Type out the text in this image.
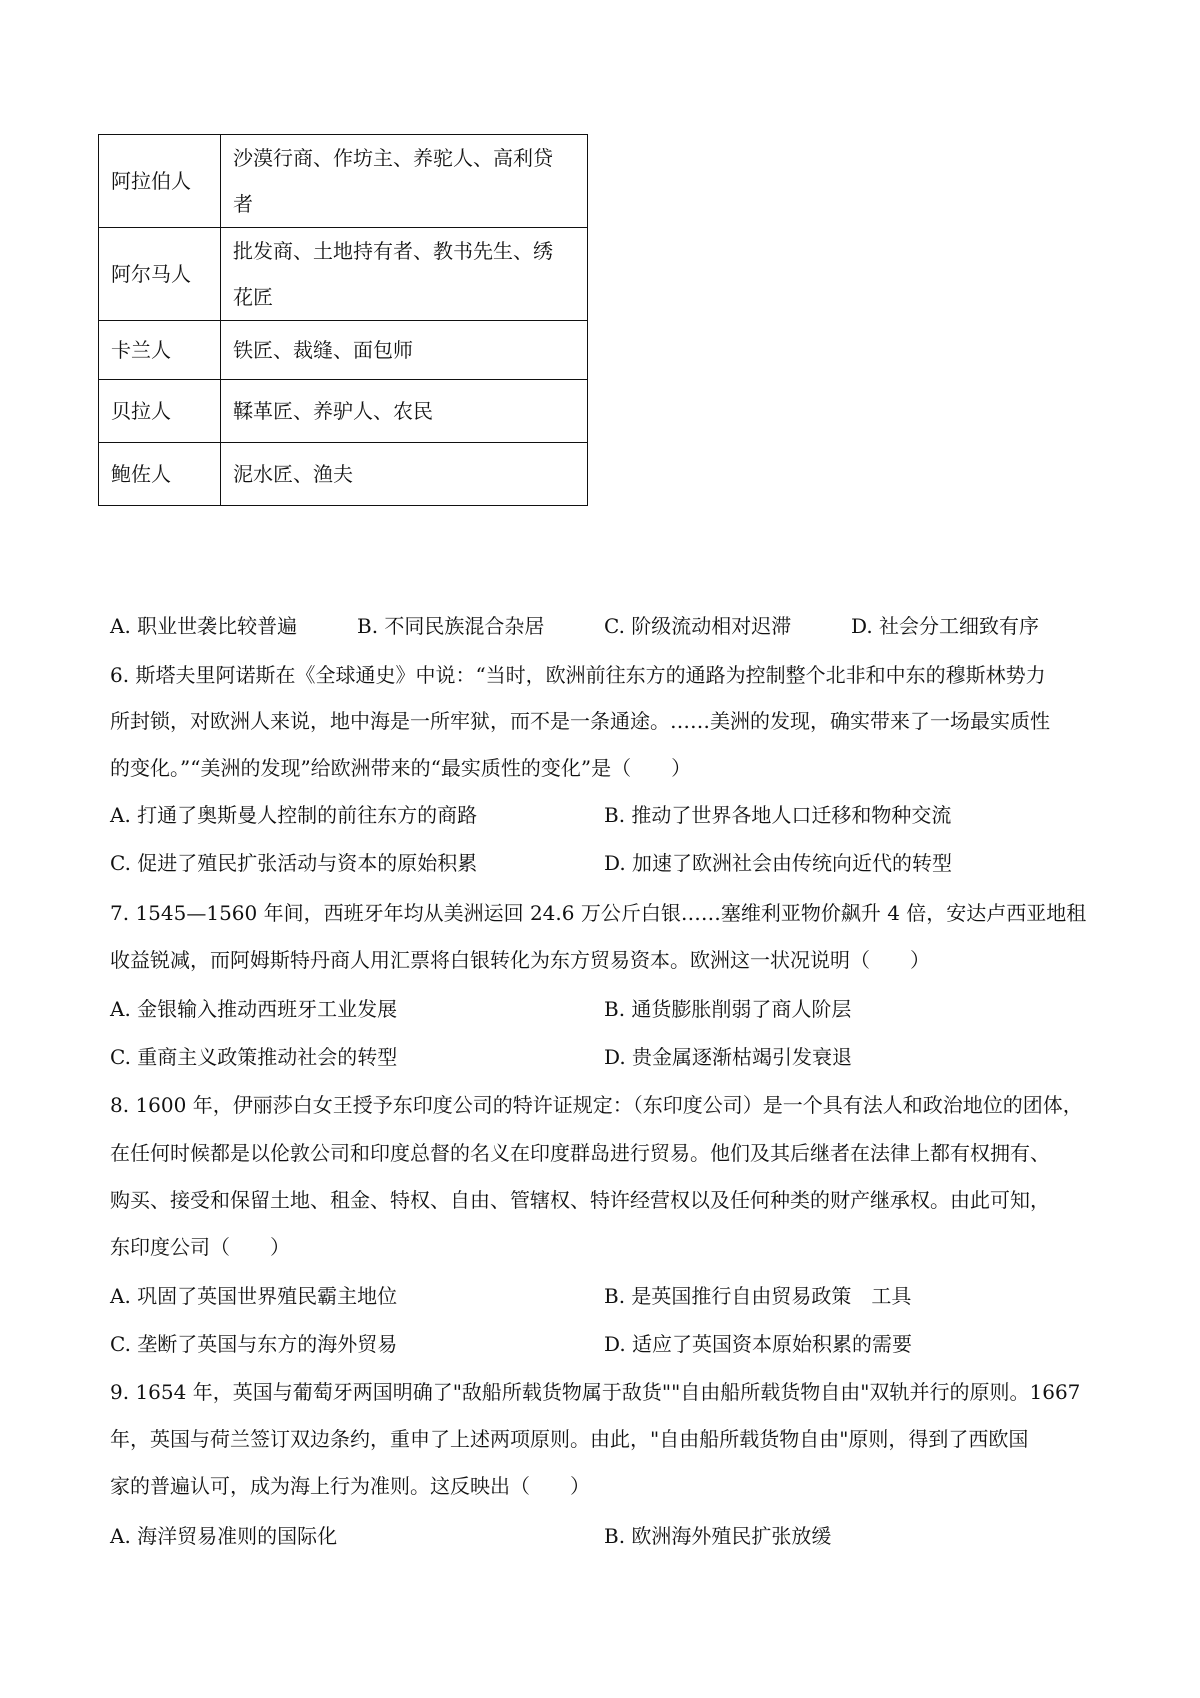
阿拉伯人	沙漠行商、作坊主、养驼人、高利贷
者
阿尔马人	批发商、土地持有者、教书先生、绣
花匠
卡兰人	铁匠、裁缝、面包师
贝拉人	鞣革匠、养驴人、农民
鲍佐人	泥水匠、渔夫
A. 职业世袭比较普遍	B. 不同民族混合杂居	C. 阶级流动相对迟滞	D. 社会分工细致有序
6. 斯塔夫里阿诺斯在《全球通史》中说：“当时，欧洲前往东方的通路为控制整个北非和中东的穆斯林势力
所封锁，对欧洲人来说，地中海是一所牢狱，而不是一条通途。……美洲的发现，确实带来了一场最实质性
的变化。”“美洲的发现”给欧洲带来的“最实质性的变化”是（　　）
A. 打通了奥斯曼人控制的前往东方的商路	B. 推动了世界各地人口迁移和物种交流
C. 促进了殖民扩张活动与资本的原始积累	D. 加速了欧洲社会由传统向近代的转型
7. 1545—1560 年间，西班牙年均从美洲运回 24.6 万公斤白银……塞维利亚物价飙升 4 倍，安达卢西亚地租
收益锐减，而阿姆斯特丹商人用汇票将白银转化为东方贸易资本。欧洲这一状况说明（　　）
A. 金银输入推动西班牙工业发展	B. 通货膨胀削弱了商人阶层
C. 重商主义政策推动社会的转型	D. 贵金属逐渐枯竭引发衰退
8. 1600 年，伊丽莎白女王授予东印度公司的特许证规定：（东印度公司）是一个具有法人和政治地位的团体，
在任何时候都是以伦敦公司和印度总督的名义在印度群岛进行贸易。他们及其后继者在法律上都有权拥有、
购买、接受和保留土地、租金、特权、自由、管辖权、特许经营权以及任何种类的财产继承权。由此可知，
东印度公司（　　）
A. 巩固了英国世界殖民霸主地位	B. 是英国推行自由贸易政策　工具
C. 垄断了英国与东方的海外贸易	D. 适应了英国资本原始积累的需要
9. 1654 年，英国与葡萄牙两国明确了"敌船所载货物属于敌货""自由船所载货物自由"双轨并行的原则。1667
年，英国与荷兰签订双边条约，重申了上述两项原则。由此，"自由船所载货物自由"原则，得到了西欧国
家的普遍认可，成为海上行为准则。这反映出（　　）
A. 海洋贸易准则的国际化	B. 欧洲海外殖民扩张放缓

• _Task requirements_
Write every entry out again exactly, dropping the pictures.

• _Reply to the exercise_
Type out the text in this image.
阿拉伯人	沙漠行商、作坊主、养驼人、高利贷
者
阿尔马人	批发商、土地持有者、教书先生、绣
花匠
卡兰人	铁匠、裁缝、面包师
贝拉人	鞣革匠、养驴人、农民
鲍佐人	泥水匠、渔夫
A. 职业世袭比较普遍	B. 不同民族混合杂居	C. 阶级流动相对迟滞	D. 社会分工细致有序
6. 斯塔夫里阿诺斯在《全球通史》中说：“当时，欧洲前往东方的通路为控制整个北非和中东的穆斯林势力
所封锁，对欧洲人来说，地中海是一所牢狱，而不是一条通途。……美洲的发现，确实带来了一场最实质性
的变化。”“美洲的发现”给欧洲带来的“最实质性的变化”是（　　）
A. 打通了奥斯曼人控制的前往东方的商路	B. 推动了世界各地人口迁移和物种交流
C. 促进了殖民扩张活动与资本的原始积累	D. 加速了欧洲社会由传统向近代的转型
7. 1545—1560 年间，西班牙年均从美洲运回 24.6 万公斤白银……塞维利亚物价飙升 4 倍，安达卢西亚地租
收益锐减，而阿姆斯特丹商人用汇票将白银转化为东方贸易资本。欧洲这一状况说明（　　）
A. 金银输入推动西班牙工业发展	B. 通货膨胀削弱了商人阶层
C. 重商主义政策推动社会的转型	D. 贵金属逐渐枯竭引发衰退
8. 1600 年，伊丽莎白女王授予东印度公司的特许证规定：（东印度公司）是一个具有法人和政治地位的团体，
在任何时候都是以伦敦公司和印度总督的名义在印度群岛进行贸易。他们及其后继者在法律上都有权拥有、
购买、接受和保留土地、租金、特权、自由、管辖权、特许经营权以及任何种类的财产继承权。由此可知，
东印度公司（　　）
A. 巩固了英国世界殖民霸主地位	B. 是英国推行自由贸易政策　工具
C. 垄断了英国与东方的海外贸易	D. 适应了英国资本原始积累的需要
9. 1654 年，英国与葡萄牙两国明确了"敌船所载货物属于敌货""自由船所载货物自由"双轨并行的原则。1667
年，英国与荷兰签订双边条约，重申了上述两项原则。由此，"自由船所载货物自由"原则，得到了西欧国
家的普遍认可，成为海上行为准则。这反映出（　　）
A. 海洋贸易准则的国际化	B. 欧洲海外殖民扩张放缓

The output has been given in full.